[Begin DATASET EXCERPTS]
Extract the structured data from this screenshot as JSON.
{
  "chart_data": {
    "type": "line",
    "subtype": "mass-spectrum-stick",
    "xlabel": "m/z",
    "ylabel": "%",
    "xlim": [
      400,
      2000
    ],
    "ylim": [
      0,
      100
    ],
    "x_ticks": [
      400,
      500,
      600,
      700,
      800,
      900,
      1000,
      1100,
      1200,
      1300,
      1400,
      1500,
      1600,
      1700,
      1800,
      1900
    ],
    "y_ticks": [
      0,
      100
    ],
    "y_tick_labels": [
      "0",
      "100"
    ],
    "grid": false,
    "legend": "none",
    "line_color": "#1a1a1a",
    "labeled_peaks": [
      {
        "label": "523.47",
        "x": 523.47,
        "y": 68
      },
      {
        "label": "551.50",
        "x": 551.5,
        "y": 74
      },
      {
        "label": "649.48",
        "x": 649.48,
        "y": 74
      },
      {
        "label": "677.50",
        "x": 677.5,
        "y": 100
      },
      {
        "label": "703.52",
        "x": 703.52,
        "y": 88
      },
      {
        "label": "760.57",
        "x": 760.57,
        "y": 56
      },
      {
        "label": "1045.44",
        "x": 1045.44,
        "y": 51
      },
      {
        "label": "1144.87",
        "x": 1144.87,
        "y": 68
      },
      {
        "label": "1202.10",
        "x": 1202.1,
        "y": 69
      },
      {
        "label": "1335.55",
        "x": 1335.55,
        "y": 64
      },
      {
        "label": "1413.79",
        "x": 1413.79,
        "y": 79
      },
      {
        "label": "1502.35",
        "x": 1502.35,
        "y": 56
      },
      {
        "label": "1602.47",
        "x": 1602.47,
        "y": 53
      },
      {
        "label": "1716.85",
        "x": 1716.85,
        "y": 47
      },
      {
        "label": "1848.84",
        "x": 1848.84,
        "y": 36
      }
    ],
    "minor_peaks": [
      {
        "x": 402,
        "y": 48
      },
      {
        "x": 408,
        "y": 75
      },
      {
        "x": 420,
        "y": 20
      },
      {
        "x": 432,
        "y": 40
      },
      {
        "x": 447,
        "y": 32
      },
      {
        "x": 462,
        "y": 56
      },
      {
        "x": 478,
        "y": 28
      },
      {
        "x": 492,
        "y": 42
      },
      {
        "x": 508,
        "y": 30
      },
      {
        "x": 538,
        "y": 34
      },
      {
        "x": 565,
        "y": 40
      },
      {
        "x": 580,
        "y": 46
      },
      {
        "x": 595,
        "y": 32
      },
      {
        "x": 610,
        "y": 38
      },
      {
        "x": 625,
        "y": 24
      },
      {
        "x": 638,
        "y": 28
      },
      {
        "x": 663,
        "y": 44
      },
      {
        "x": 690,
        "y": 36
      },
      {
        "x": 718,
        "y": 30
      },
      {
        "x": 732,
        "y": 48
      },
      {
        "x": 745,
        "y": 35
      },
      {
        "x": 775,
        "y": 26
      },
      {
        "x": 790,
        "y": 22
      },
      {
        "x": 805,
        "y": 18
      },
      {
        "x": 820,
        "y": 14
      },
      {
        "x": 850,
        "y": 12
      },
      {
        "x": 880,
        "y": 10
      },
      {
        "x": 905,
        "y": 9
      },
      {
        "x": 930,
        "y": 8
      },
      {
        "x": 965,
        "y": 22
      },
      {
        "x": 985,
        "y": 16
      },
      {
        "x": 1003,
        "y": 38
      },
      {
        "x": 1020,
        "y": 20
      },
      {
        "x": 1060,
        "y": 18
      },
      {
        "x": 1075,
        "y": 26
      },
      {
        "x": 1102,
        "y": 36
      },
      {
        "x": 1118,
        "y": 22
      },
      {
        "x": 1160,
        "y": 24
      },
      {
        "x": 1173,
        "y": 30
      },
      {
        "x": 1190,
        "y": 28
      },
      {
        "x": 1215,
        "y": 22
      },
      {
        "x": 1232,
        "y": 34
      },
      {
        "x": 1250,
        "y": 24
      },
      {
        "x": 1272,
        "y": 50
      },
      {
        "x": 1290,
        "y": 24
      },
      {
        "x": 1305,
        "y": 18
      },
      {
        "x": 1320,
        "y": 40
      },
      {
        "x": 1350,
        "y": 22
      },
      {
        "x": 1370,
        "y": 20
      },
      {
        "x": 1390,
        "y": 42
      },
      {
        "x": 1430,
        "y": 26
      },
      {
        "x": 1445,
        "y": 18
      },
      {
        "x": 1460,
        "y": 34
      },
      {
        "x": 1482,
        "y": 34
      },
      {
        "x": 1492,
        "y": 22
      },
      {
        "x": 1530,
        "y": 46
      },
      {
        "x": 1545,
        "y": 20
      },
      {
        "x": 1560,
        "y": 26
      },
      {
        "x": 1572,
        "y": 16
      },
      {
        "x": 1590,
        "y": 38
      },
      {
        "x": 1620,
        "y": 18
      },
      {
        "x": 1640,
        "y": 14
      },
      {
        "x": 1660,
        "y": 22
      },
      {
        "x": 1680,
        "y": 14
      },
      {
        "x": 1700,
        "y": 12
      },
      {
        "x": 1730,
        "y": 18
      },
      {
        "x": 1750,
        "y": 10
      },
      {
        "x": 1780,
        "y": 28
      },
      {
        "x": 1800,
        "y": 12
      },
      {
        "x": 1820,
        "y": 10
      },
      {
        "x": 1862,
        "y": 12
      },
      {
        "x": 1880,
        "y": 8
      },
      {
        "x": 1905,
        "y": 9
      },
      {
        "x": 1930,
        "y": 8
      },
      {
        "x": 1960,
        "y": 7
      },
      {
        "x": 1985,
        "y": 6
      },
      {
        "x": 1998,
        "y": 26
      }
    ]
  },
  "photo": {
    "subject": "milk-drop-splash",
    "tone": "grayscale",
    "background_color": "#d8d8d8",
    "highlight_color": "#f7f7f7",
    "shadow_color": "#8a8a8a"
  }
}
[End DATASET EXCERPTS]
*WHAT TO WORK ON:*
Type out the whole listing above again, exactly as it stands.

*EXERCISE SOLUTION:*
Extract the structured data from this screenshot as JSON.
{
  "chart_data": {
    "type": "line",
    "subtype": "mass-spectrum-stick",
    "xlabel": "m/z",
    "ylabel": "%",
    "xlim": [
      400,
      2000
    ],
    "ylim": [
      0,
      100
    ],
    "x_ticks": [
      400,
      500,
      600,
      700,
      800,
      900,
      1000,
      1100,
      1200,
      1300,
      1400,
      1500,
      1600,
      1700,
      1800,
      1900
    ],
    "y_ticks": [
      0,
      100
    ],
    "y_tick_labels": [
      "0",
      "100"
    ],
    "grid": false,
    "legend": "none",
    "line_color": "#1a1a1a",
    "labeled_peaks": [
      {
        "label": "523.47",
        "x": 523.47,
        "y": 68
      },
      {
        "label": "551.50",
        "x": 551.5,
        "y": 74
      },
      {
        "label": "649.48",
        "x": 649.48,
        "y": 74
      },
      {
        "label": "677.50",
        "x": 677.5,
        "y": 100
      },
      {
        "label": "703.52",
        "x": 703.52,
        "y": 88
      },
      {
        "label": "760.57",
        "x": 760.57,
        "y": 56
      },
      {
        "label": "1045.44",
        "x": 1045.44,
        "y": 51
      },
      {
        "label": "1144.87",
        "x": 1144.87,
        "y": 68
      },
      {
        "label": "1202.10",
        "x": 1202.1,
        "y": 69
      },
      {
        "label": "1335.55",
        "x": 1335.55,
        "y": 64
      },
      {
        "label": "1413.79",
        "x": 1413.79,
        "y": 79
      },
      {
        "label": "1502.35",
        "x": 1502.35,
        "y": 56
      },
      {
        "label": "1602.47",
        "x": 1602.47,
        "y": 53
      },
      {
        "label": "1716.85",
        "x": 1716.85,
        "y": 47
      },
      {
        "label": "1848.84",
        "x": 1848.84,
        "y": 36
      }
    ],
    "minor_peaks": [
      {
        "x": 402,
        "y": 48
      },
      {
        "x": 408,
        "y": 75
      },
      {
        "x": 420,
        "y": 20
      },
      {
        "x": 432,
        "y": 40
      },
      {
        "x": 447,
        "y": 32
      },
      {
        "x": 462,
        "y": 56
      },
      {
        "x": 478,
        "y": 28
      },
      {
        "x": 492,
        "y": 42
      },
      {
        "x": 508,
        "y": 30
      },
      {
        "x": 538,
        "y": 34
      },
      {
        "x": 565,
        "y": 40
      },
      {
        "x": 580,
        "y": 46
      },
      {
        "x": 595,
        "y": 32
      },
      {
        "x": 610,
        "y": 38
      },
      {
        "x": 625,
        "y": 24
      },
      {
        "x": 638,
        "y": 28
      },
      {
        "x": 663,
        "y": 44
      },
      {
        "x": 690,
        "y": 36
      },
      {
        "x": 718,
        "y": 30
      },
      {
        "x": 732,
        "y": 48
      },
      {
        "x": 745,
        "y": 35
      },
      {
        "x": 775,
        "y": 26
      },
      {
        "x": 790,
        "y": 22
      },
      {
        "x": 805,
        "y": 18
      },
      {
        "x": 820,
        "y": 14
      },
      {
        "x": 850,
        "y": 12
      },
      {
        "x": 880,
        "y": 10
      },
      {
        "x": 905,
        "y": 9
      },
      {
        "x": 930,
        "y": 8
      },
      {
        "x": 965,
        "y": 22
      },
      {
        "x": 985,
        "y": 16
      },
      {
        "x": 1003,
        "y": 38
      },
      {
        "x": 1020,
        "y": 20
      },
      {
        "x": 1060,
        "y": 18
      },
      {
        "x": 1075,
        "y": 26
      },
      {
        "x": 1102,
        "y": 36
      },
      {
        "x": 1118,
        "y": 22
      },
      {
        "x": 1160,
        "y": 24
      },
      {
        "x": 1173,
        "y": 30
      },
      {
        "x": 1190,
        "y": 28
      },
      {
        "x": 1215,
        "y": 22
      },
      {
        "x": 1232,
        "y": 34
      },
      {
        "x": 1250,
        "y": 24
      },
      {
        "x": 1272,
        "y": 50
      },
      {
        "x": 1290,
        "y": 24
      },
      {
        "x": 1305,
        "y": 18
      },
      {
        "x": 1320,
        "y": 40
      },
      {
        "x": 1350,
        "y": 22
      },
      {
        "x": 1370,
        "y": 20
      },
      {
        "x": 1390,
        "y": 42
      },
      {
        "x": 1430,
        "y": 26
      },
      {
        "x": 1445,
        "y": 18
      },
      {
        "x": 1460,
        "y": 34
      },
      {
        "x": 1482,
        "y": 34
      },
      {
        "x": 1492,
        "y": 22
      },
      {
        "x": 1530,
        "y": 46
      },
      {
        "x": 1545,
        "y": 20
      },
      {
        "x": 1560,
        "y": 26
      },
      {
        "x": 1572,
        "y": 16
      },
      {
        "x": 1590,
        "y": 38
      },
      {
        "x": 1620,
        "y": 18
      },
      {
        "x": 1640,
        "y": 14
      },
      {
        "x": 1660,
        "y": 22
      },
      {
        "x": 1680,
        "y": 14
      },
      {
        "x": 1700,
        "y": 12
      },
      {
        "x": 1730,
        "y": 18
      },
      {
        "x": 1750,
        "y": 10
      },
      {
        "x": 1780,
        "y": 28
      },
      {
        "x": 1800,
        "y": 12
      },
      {
        "x": 1820,
        "y": 10
      },
      {
        "x": 1862,
        "y": 12
      },
      {
        "x": 1880,
        "y": 8
      },
      {
        "x": 1905,
        "y": 9
      },
      {
        "x": 1930,
        "y": 8
      },
      {
        "x": 1960,
        "y": 7
      },
      {
        "x": 1985,
        "y": 6
      },
      {
        "x": 1998,
        "y": 26
      }
    ]
  },
  "photo": {
    "subject": "milk-drop-splash",
    "tone": "grayscale",
    "background_color": "#d8d8d8",
    "highlight_color": "#f7f7f7",
    "shadow_color": "#8a8a8a"
  }
}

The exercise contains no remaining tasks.